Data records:
-=-=-

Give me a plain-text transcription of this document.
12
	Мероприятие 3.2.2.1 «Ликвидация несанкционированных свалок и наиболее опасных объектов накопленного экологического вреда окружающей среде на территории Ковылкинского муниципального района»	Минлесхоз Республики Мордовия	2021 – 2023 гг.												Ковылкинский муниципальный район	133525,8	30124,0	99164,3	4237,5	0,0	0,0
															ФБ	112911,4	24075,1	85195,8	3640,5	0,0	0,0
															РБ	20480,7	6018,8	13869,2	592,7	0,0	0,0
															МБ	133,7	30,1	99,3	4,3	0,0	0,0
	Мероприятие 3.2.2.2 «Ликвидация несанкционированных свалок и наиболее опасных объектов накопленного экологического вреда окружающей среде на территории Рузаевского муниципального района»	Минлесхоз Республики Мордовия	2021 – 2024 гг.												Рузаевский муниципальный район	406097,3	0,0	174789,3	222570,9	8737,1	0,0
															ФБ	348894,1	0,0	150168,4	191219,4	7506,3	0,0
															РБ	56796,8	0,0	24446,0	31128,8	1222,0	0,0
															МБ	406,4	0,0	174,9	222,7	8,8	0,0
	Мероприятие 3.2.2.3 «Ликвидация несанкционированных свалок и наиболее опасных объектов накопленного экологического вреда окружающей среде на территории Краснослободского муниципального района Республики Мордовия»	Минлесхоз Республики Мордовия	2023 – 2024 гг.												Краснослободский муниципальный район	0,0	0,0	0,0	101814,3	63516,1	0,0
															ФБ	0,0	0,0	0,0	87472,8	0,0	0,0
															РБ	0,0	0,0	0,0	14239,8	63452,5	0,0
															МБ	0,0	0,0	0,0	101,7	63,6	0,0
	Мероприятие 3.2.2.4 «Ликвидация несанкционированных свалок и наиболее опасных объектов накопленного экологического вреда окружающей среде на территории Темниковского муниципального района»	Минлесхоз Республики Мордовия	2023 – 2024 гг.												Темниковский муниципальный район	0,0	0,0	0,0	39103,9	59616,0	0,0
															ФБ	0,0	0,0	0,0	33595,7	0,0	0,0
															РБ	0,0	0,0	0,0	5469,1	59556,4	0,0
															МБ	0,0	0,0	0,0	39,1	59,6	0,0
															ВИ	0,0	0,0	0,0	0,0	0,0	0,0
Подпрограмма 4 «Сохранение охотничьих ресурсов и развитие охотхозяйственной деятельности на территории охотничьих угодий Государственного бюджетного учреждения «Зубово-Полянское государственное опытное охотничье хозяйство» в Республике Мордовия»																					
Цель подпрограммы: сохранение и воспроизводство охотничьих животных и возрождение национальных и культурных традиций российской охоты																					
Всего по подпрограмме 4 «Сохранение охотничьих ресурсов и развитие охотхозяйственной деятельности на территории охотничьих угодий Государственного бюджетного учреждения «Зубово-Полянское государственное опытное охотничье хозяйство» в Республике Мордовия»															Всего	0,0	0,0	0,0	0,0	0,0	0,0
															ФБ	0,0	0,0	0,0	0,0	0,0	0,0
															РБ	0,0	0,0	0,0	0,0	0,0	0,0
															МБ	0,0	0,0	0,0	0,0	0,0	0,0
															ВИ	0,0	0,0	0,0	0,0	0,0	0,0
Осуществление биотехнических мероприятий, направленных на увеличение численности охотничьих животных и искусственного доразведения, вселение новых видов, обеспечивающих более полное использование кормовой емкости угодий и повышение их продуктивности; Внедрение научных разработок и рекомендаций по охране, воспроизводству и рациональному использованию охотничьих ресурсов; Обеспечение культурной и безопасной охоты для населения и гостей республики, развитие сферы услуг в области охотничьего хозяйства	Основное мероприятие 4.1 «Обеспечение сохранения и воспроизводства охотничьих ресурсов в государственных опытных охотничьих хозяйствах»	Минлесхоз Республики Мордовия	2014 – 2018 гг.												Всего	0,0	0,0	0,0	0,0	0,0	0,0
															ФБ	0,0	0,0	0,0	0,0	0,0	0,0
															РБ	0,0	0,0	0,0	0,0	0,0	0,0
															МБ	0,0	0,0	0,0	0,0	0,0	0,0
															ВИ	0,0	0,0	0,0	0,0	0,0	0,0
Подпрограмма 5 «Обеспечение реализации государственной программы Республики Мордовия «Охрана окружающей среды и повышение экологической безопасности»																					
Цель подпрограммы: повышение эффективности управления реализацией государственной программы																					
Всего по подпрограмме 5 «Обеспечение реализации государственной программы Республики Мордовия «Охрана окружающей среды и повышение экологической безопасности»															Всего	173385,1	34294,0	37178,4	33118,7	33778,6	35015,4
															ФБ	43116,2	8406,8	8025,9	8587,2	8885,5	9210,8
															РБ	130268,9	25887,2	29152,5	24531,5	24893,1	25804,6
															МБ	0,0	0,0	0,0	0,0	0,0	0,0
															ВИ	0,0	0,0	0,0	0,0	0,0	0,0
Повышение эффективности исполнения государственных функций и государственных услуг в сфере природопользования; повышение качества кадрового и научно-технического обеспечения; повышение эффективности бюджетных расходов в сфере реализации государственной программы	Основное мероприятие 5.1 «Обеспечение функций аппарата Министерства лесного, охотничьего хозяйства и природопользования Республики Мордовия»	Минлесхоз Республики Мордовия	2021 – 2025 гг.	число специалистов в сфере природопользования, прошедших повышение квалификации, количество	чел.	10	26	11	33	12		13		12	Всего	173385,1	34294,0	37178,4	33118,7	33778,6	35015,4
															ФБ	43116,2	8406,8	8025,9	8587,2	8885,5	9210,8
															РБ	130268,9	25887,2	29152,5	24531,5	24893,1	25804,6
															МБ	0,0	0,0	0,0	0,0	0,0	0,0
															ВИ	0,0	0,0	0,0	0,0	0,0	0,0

-=-=-

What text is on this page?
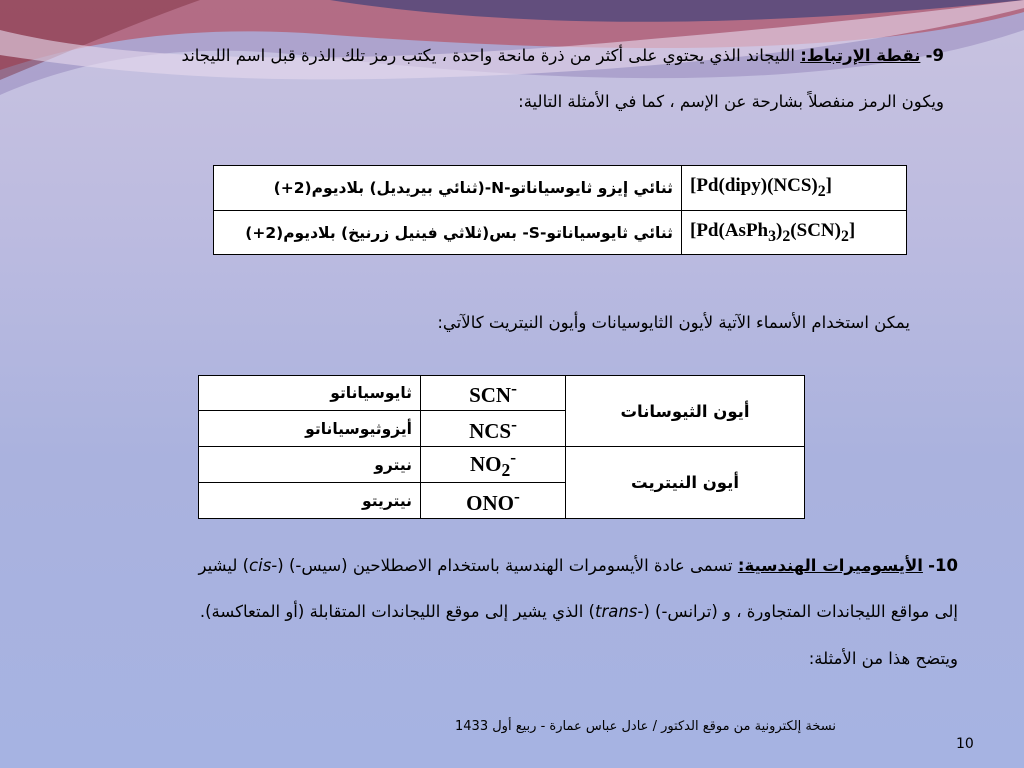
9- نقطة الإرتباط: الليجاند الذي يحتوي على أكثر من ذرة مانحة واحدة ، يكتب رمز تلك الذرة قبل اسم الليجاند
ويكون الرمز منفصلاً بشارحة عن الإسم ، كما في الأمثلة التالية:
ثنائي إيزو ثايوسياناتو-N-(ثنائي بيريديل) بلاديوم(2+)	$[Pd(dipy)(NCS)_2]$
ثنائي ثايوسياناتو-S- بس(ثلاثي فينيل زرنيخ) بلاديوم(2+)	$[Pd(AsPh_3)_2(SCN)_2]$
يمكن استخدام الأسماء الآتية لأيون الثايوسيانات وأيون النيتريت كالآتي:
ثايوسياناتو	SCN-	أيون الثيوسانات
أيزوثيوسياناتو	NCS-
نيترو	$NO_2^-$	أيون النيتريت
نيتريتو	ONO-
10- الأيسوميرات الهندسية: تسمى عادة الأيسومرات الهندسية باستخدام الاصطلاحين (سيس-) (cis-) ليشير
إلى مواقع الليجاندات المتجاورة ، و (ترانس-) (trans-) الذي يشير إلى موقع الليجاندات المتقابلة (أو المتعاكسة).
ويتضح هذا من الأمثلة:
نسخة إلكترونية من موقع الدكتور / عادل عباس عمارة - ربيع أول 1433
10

-=-=-

## Given task
Work out how many lines of the data hold the string "подпрограммы". Reply with that number alone.

## Answer for the task
2